GOAL:
The entries below need to be written out exactly, with no pictures included.

──────── MATERIAL

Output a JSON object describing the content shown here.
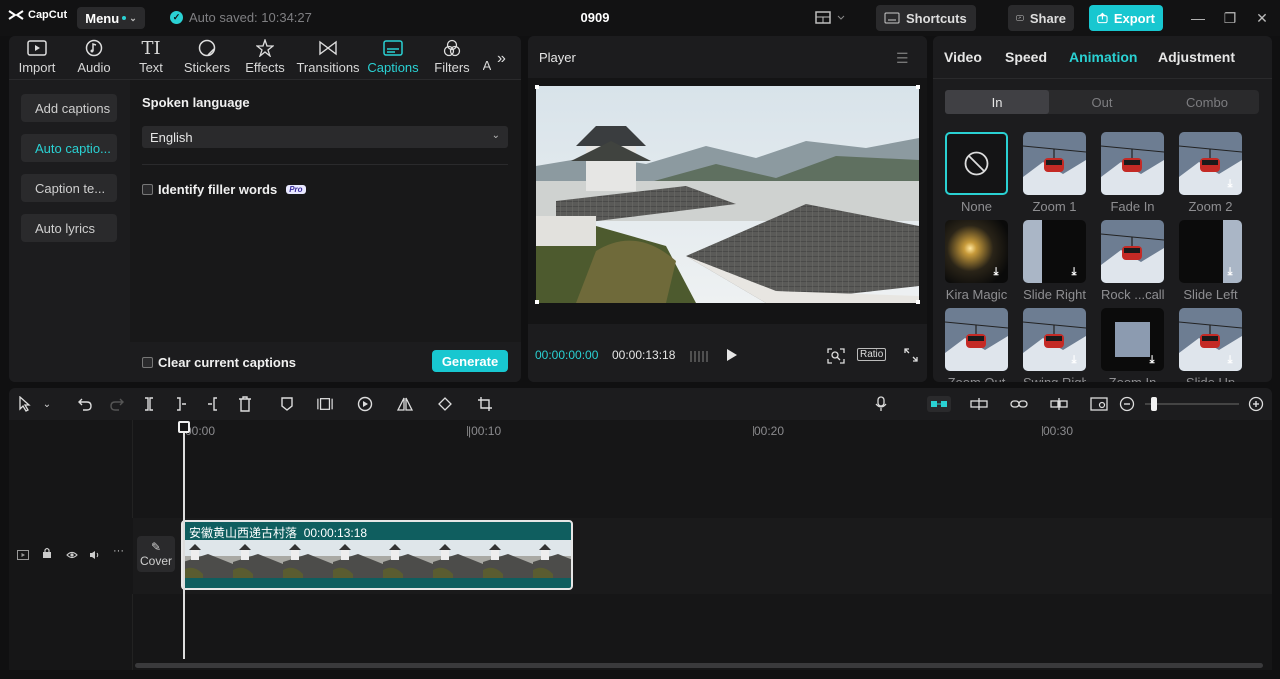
{
  "app": {
    "logo_text": "CapCut",
    "menu_label": "Menu",
    "autosave_text": "Auto saved: 10:34:27",
    "project_title": "0909"
  },
  "titlebar": {
    "shortcuts_label": "Shortcuts",
    "share_label": "Share",
    "export_label": "Export"
  },
  "toolbar": {
    "tabs": [
      {
        "label": "Import",
        "icon": "import-icon"
      },
      {
        "label": "Audio",
        "icon": "audio-icon"
      },
      {
        "label": "Text",
        "icon": "text-icon"
      },
      {
        "label": "Stickers",
        "icon": "stickers-icon"
      },
      {
        "label": "Effects",
        "icon": "effects-icon"
      },
      {
        "label": "Transitions",
        "icon": "transitions-icon"
      },
      {
        "label": "Captions",
        "icon": "captions-icon",
        "active": true
      },
      {
        "label": "Filters",
        "icon": "filters-icon"
      },
      {
        "label": "A",
        "icon": "adjustment-icon"
      }
    ]
  },
  "captions": {
    "subnav": [
      "Add captions",
      "Auto captio...",
      "Caption te...",
      "Auto lyrics"
    ],
    "spoken_language_label": "Spoken language",
    "language_value": "English",
    "filler_words_label": "Identify filler words",
    "pro_badge": "Pro",
    "clear_label": "Clear current captions",
    "generate_label": "Generate"
  },
  "player": {
    "title": "Player",
    "current_time": "00:00:00:00",
    "total_time": "00:00:13:18",
    "ratio_label": "Ratio"
  },
  "right": {
    "tabs": [
      "Video",
      "Speed",
      "Animation",
      "Adjustment"
    ],
    "active_tab": "Animation",
    "segments": [
      "In",
      "Out",
      "Combo"
    ],
    "animations": [
      "None",
      "Zoom 1",
      "Fade In",
      "Zoom 2",
      "Kira Magic",
      "Slide Right",
      "Rock ...cally",
      "Slide Left",
      "Zoom Out",
      "Swing Right",
      "Zoom In",
      "Slide Up"
    ]
  },
  "timeline": {
    "ruler": [
      "00:00",
      "00:10",
      "00:20",
      "00:30"
    ],
    "cover_label": "Cover",
    "clip_title": "安徽黄山西递古村落",
    "clip_duration": "00:00:13:18"
  },
  "colors": {
    "accent": "#2ad1d3",
    "export": "#18c7d0",
    "clip": "#0f5e5f"
  }
}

────────────────

COMPLETE RESPONSE:
Output a JSON object describing the content shown here.
{
  "app": {
    "logo_text": "CapCut",
    "menu_label": "Menu",
    "autosave_text": "Auto saved: 10:34:27",
    "project_title": "0909"
  },
  "titlebar": {
    "shortcuts_label": "Shortcuts",
    "share_label": "Share",
    "export_label": "Export"
  },
  "toolbar": {
    "tabs": [
      {
        "label": "Import",
        "icon": "import-icon"
      },
      {
        "label": "Audio",
        "icon": "audio-icon"
      },
      {
        "label": "Text",
        "icon": "text-icon"
      },
      {
        "label": "Stickers",
        "icon": "stickers-icon"
      },
      {
        "label": "Effects",
        "icon": "effects-icon"
      },
      {
        "label": "Transitions",
        "icon": "transitions-icon"
      },
      {
        "label": "Captions",
        "icon": "captions-icon",
        "active": true
      },
      {
        "label": "Filters",
        "icon": "filters-icon"
      },
      {
        "label": "A",
        "icon": "adjustment-icon"
      }
    ]
  },
  "captions": {
    "subnav": [
      "Add captions",
      "Auto captio...",
      "Caption te...",
      "Auto lyrics"
    ],
    "spoken_language_label": "Spoken language",
    "language_value": "English",
    "filler_words_label": "Identify filler words",
    "pro_badge": "Pro",
    "clear_label": "Clear current captions",
    "generate_label": "Generate"
  },
  "player": {
    "title": "Player",
    "current_time": "00:00:00:00",
    "total_time": "00:00:13:18",
    "ratio_label": "Ratio"
  },
  "right": {
    "tabs": [
      "Video",
      "Speed",
      "Animation",
      "Adjustment"
    ],
    "active_tab": "Animation",
    "segments": [
      "In",
      "Out",
      "Combo"
    ],
    "animations": [
      "None",
      "Zoom 1",
      "Fade In",
      "Zoom 2",
      "Kira Magic",
      "Slide Right",
      "Rock ...cally",
      "Slide Left",
      "Zoom Out",
      "Swing Right",
      "Zoom In",
      "Slide Up"
    ]
  },
  "timeline": {
    "ruler": [
      "00:00",
      "00:10",
      "00:20",
      "00:30"
    ],
    "cover_label": "Cover",
    "clip_title": "安徽黄山西递古村落",
    "clip_duration": "00:00:13:18"
  },
  "colors": {
    "accent": "#2ad1d3",
    "export": "#18c7d0",
    "clip": "#0f5e5f"
  }
}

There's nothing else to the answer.